Exercise: Can you output the material exactly as written, minus any pictures it holds?

Record list:
* begin *
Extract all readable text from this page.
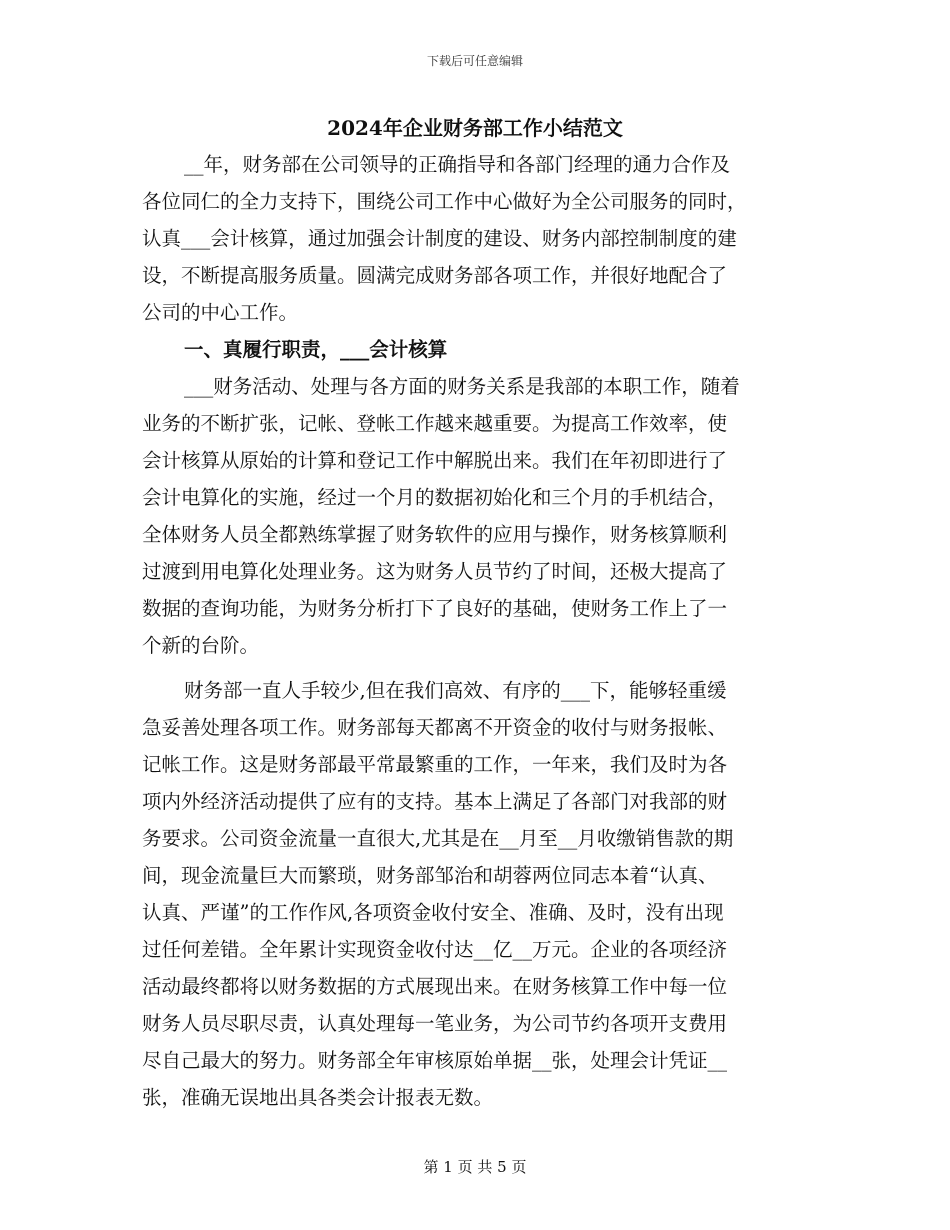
下载后可任意编辑
2024年企业财务部工作小结范文
__年，财务部在公司领导的正确指导和各部门经理的通力合作及
各位同仁的全力支持下，围绕公司工作中心做好为全公司服务的同时，
认真___会计核算，通过加强会计制度的建设、财务内部控制制度的建
设，不断提高服务质量。圆满完成财务部各项工作，并很好地配合了
公司的中心工作。
一、真履行职责，___会计核算
___财务活动、处理与各方面的财务关系是我部的本职工作，随着
业务的不断扩张，记帐、登帐工作越来越重要。为提高工作效率，使
会计核算从原始的计算和登记工作中解脱出来。我们在年初即进行了
会计电算化的实施，经过一个月的数据初始化和三个月的手机结合，
全体财务人员全都熟练掌握了财务软件的应用与操作，财务核算顺利
过渡到用电算化处理业务。这为财务人员节约了时间，还极大提高了
数据的查询功能，为财务分析打下了良好的基础，使财务工作上了一
个新的台阶。
财务部一直人手较少,但在我们高效、有序的___下，能够轻重缓
急妥善处理各项工作。财务部每天都离不开资金的收付与财务报帐、
记帐工作。这是财务部最平常最繁重的工作，一年来，我们及时为各
项内外经济活动提供了应有的支持。基本上满足了各部门对我部的财
务要求。公司资金流量一直很大,尤其是在__月至__月收缴销售款的期
间，现金流量巨大而繁琐，财务部邹治和胡蓉两位同志本着“认真、
认真、严谨”的工作作风,各项资金收付安全、准确、及时，没有出现
过任何差错。全年累计实现资金收付达__亿__万元。企业的各项经济
活动最终都将以财务数据的方式展现出来。在财务核算工作中每一位
财务人员尽职尽责，认真处理每一笔业务，为公司节约各项开支费用
尽自己最大的努力。财务部全年审核原始单据__张，处理会计凭证__
张，准确无误地出具各类会计报表无数。
第 1 页 共 5 页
* end *
Task output:
Extract all readable text from this page.
下载后可任意编辑
2024年企业财务部工作小结范文
__年，财务部在公司领导的正确指导和各部门经理的通力合作及
各位同仁的全力支持下，围绕公司工作中心做好为全公司服务的同时，
认真___会计核算，通过加强会计制度的建设、财务内部控制制度的建
设，不断提高服务质量。圆满完成财务部各项工作，并很好地配合了
公司的中心工作。
一、真履行职责，___会计核算
___财务活动、处理与各方面的财务关系是我部的本职工作，随着
业务的不断扩张，记帐、登帐工作越来越重要。为提高工作效率，使
会计核算从原始的计算和登记工作中解脱出来。我们在年初即进行了
会计电算化的实施，经过一个月的数据初始化和三个月的手机结合，
全体财务人员全都熟练掌握了财务软件的应用与操作，财务核算顺利
过渡到用电算化处理业务。这为财务人员节约了时间，还极大提高了
数据的查询功能，为财务分析打下了良好的基础，使财务工作上了一
个新的台阶。
财务部一直人手较少,但在我们高效、有序的___下，能够轻重缓
急妥善处理各项工作。财务部每天都离不开资金的收付与财务报帐、
记帐工作。这是财务部最平常最繁重的工作，一年来，我们及时为各
项内外经济活动提供了应有的支持。基本上满足了各部门对我部的财
务要求。公司资金流量一直很大,尤其是在__月至__月收缴销售款的期
间，现金流量巨大而繁琐，财务部邹治和胡蓉两位同志本着“认真、
认真、严谨”的工作作风,各项资金收付安全、准确、及时，没有出现
过任何差错。全年累计实现资金收付达__亿__万元。企业的各项经济
活动最终都将以财务数据的方式展现出来。在财务核算工作中每一位
财务人员尽职尽责，认真处理每一笔业务，为公司节约各项开支费用
尽自己最大的努力。财务部全年审核原始单据__张，处理会计凭证__
张，准确无误地出具各类会计报表无数。
第 1 页 共 5 页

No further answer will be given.